● Aim
Among the records below, find each line that includes the string "stratified" and copy it.

-------- Task material

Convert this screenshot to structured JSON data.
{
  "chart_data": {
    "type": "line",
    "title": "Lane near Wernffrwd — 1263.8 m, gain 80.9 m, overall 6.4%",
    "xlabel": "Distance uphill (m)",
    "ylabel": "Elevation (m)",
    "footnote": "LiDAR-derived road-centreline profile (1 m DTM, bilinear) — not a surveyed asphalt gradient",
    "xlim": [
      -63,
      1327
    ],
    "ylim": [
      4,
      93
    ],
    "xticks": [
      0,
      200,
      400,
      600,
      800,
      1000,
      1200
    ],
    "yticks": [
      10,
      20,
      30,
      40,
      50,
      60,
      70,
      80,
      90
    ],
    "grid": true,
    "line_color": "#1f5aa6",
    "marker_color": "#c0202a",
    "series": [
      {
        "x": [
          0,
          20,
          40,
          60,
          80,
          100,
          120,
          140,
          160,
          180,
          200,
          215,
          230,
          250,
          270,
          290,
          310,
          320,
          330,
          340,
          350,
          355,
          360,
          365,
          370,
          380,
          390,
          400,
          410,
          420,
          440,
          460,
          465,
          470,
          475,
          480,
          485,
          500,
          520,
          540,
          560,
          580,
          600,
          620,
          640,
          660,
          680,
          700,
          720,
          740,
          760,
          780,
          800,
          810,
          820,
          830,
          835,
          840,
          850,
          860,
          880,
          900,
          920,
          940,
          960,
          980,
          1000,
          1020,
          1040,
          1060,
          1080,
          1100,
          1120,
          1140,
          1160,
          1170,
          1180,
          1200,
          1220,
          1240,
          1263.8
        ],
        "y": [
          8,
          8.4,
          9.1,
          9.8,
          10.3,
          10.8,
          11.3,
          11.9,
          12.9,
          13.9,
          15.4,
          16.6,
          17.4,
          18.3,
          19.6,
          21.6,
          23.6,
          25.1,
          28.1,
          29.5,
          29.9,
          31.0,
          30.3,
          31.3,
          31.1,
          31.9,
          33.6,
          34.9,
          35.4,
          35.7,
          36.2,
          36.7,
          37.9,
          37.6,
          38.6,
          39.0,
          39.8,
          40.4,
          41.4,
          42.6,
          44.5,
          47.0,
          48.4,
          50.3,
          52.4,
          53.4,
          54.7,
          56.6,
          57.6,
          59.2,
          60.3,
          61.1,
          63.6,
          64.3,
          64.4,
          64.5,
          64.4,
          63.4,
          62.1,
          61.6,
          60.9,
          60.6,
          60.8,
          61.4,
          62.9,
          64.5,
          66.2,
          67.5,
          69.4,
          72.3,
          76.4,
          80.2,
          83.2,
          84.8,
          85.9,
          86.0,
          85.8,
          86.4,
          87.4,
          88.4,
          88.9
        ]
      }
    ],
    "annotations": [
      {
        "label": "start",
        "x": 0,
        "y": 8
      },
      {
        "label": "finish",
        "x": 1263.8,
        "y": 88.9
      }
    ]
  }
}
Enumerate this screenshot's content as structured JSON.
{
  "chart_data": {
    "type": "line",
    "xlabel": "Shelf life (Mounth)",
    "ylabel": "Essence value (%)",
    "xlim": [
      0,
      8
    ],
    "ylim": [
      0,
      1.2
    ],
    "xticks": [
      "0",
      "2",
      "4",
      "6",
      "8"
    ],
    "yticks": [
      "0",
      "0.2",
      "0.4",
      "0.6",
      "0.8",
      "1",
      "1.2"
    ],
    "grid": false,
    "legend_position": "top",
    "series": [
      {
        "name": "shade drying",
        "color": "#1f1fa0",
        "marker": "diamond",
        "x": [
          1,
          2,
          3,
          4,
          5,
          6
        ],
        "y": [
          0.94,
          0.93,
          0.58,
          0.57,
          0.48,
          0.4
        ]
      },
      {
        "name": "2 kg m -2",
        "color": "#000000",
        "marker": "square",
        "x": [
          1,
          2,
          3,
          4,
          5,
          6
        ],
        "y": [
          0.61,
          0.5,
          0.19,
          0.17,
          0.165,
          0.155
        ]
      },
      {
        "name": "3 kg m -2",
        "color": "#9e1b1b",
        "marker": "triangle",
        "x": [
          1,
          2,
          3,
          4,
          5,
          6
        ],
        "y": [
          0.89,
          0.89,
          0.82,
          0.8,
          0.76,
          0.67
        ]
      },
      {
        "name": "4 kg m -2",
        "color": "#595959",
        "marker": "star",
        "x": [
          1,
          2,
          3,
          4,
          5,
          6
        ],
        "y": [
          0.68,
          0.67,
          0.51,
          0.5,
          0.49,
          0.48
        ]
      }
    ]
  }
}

----------------
-------- Task material

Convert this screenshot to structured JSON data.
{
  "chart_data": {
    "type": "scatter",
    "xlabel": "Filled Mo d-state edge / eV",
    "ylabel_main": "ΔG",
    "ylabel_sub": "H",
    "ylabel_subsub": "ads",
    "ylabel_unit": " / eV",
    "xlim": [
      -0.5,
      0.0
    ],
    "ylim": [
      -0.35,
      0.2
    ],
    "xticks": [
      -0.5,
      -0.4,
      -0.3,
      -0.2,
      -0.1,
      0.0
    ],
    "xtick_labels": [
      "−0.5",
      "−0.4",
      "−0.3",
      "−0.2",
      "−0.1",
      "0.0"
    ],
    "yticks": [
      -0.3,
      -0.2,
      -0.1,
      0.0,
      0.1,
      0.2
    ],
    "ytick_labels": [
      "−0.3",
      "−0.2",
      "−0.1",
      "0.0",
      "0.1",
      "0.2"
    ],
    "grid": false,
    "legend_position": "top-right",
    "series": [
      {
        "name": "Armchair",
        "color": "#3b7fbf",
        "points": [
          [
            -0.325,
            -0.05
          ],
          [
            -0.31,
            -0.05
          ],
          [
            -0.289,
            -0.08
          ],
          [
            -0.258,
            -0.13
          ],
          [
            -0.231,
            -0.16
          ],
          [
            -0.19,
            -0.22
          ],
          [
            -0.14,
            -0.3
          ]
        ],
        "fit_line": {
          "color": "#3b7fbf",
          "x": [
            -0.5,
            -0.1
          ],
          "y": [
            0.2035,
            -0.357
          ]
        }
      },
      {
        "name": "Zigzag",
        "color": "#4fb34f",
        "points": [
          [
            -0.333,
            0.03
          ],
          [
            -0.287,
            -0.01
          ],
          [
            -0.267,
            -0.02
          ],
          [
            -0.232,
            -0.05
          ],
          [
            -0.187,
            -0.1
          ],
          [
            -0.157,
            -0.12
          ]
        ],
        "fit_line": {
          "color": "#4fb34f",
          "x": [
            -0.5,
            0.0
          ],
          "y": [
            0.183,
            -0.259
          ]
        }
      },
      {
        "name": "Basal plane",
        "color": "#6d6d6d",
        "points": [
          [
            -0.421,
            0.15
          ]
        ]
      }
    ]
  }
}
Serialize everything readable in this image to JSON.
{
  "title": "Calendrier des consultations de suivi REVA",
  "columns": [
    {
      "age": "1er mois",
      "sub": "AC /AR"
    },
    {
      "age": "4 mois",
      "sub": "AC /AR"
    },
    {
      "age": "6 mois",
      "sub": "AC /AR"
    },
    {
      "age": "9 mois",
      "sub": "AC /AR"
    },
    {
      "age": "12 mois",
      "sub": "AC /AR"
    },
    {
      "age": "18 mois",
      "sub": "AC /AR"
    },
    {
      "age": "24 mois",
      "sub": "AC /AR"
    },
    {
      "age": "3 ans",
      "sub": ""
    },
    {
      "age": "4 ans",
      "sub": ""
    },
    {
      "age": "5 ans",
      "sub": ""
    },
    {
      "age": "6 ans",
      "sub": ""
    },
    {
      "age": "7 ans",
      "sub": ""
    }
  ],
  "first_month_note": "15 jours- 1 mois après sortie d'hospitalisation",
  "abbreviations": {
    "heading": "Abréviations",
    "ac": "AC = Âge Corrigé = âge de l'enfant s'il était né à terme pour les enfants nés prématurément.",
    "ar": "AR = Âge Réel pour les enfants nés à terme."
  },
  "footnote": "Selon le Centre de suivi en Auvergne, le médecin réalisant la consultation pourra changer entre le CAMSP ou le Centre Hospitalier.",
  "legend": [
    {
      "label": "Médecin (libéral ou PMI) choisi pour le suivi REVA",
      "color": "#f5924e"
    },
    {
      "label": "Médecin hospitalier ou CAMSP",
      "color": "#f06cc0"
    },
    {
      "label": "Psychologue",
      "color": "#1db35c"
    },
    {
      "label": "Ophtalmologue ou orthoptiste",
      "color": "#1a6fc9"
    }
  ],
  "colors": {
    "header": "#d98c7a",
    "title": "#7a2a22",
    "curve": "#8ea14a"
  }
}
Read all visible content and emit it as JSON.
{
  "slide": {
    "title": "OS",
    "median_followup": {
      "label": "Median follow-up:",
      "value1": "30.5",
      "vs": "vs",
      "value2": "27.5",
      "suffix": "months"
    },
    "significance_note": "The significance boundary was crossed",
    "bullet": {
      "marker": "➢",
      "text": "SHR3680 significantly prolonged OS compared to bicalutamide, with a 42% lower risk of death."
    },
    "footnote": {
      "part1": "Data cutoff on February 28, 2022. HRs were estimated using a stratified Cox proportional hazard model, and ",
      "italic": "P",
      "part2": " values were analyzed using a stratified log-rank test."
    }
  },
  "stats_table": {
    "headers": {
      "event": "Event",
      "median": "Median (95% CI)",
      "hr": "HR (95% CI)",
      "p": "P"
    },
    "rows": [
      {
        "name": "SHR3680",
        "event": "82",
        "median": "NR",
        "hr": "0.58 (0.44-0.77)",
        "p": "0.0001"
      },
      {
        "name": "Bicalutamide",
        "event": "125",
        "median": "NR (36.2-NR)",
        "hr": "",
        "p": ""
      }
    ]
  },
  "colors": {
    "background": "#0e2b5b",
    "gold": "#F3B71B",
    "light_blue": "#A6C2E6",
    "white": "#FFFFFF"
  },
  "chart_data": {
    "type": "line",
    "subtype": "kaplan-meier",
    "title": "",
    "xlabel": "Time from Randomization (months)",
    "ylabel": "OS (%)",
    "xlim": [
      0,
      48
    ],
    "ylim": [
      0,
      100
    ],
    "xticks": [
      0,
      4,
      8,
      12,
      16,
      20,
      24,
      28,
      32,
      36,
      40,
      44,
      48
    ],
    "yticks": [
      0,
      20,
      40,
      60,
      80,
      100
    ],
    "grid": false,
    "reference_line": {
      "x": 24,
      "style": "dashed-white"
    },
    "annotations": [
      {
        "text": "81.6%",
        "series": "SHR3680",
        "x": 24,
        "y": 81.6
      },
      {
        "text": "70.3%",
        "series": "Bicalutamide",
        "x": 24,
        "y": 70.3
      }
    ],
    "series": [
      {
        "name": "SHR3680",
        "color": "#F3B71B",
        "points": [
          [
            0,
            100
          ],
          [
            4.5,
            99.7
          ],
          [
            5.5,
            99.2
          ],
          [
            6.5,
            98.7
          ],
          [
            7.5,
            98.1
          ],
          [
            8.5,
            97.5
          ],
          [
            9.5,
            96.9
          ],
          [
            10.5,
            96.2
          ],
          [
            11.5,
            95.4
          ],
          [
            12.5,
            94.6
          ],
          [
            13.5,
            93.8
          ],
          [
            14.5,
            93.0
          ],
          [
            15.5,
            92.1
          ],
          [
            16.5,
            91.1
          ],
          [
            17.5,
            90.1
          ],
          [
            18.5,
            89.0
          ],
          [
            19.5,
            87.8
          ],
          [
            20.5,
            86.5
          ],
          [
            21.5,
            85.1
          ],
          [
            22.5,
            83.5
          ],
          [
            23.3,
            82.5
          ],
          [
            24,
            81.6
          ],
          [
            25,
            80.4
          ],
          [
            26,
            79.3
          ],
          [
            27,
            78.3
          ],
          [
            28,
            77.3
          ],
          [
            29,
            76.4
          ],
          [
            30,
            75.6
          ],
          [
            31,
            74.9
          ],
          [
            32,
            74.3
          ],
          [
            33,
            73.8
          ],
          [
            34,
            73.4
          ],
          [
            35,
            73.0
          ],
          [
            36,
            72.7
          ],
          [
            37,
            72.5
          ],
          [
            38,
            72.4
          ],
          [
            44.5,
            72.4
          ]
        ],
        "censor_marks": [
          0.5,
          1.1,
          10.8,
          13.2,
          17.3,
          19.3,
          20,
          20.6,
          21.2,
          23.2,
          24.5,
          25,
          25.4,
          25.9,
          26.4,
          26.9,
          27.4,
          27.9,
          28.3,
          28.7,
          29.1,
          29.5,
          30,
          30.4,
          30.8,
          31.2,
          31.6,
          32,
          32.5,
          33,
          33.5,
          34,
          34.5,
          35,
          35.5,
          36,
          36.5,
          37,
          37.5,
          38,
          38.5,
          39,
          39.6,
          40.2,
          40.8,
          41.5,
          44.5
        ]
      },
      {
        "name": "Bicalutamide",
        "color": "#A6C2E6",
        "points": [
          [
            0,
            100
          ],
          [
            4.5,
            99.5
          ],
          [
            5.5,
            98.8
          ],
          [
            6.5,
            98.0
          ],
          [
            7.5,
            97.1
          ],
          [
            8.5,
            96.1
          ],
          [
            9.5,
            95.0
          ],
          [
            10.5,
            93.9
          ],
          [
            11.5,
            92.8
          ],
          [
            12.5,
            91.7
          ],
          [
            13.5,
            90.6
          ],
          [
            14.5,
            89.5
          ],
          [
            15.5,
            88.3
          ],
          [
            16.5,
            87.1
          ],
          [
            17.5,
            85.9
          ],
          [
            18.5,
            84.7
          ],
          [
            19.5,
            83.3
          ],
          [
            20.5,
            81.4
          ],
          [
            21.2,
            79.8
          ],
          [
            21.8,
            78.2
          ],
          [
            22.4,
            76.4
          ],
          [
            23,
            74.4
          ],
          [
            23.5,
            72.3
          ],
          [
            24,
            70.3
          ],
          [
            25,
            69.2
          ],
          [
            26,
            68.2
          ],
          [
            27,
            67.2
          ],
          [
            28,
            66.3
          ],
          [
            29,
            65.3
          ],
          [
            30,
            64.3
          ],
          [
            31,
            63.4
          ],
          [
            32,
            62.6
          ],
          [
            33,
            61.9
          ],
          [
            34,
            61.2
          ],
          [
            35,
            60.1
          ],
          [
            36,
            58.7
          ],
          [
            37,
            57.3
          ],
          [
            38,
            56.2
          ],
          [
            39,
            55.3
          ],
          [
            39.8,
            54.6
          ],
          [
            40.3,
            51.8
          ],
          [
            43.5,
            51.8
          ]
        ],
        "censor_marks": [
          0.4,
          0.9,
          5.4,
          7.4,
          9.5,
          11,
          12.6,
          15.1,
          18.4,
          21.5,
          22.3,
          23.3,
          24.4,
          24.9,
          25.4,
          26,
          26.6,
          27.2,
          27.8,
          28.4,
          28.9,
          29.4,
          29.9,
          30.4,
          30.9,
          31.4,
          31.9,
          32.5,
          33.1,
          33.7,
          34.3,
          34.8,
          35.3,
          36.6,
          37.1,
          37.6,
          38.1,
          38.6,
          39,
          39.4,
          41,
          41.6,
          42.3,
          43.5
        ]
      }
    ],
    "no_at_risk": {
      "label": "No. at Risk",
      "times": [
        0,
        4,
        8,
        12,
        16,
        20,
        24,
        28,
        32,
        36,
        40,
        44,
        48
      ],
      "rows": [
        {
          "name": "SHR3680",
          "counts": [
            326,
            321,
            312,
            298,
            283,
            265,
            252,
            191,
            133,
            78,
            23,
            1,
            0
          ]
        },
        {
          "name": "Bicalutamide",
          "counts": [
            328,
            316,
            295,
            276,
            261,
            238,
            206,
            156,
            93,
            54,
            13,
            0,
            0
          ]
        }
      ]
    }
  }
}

----------------

● Response to the task
      "part1": "Data cutoff on February 28, 2022. HRs were estimated using a stratified Cox proportional hazard model, and ",
      "part2": " values were analyzed using a stratified log-rank test."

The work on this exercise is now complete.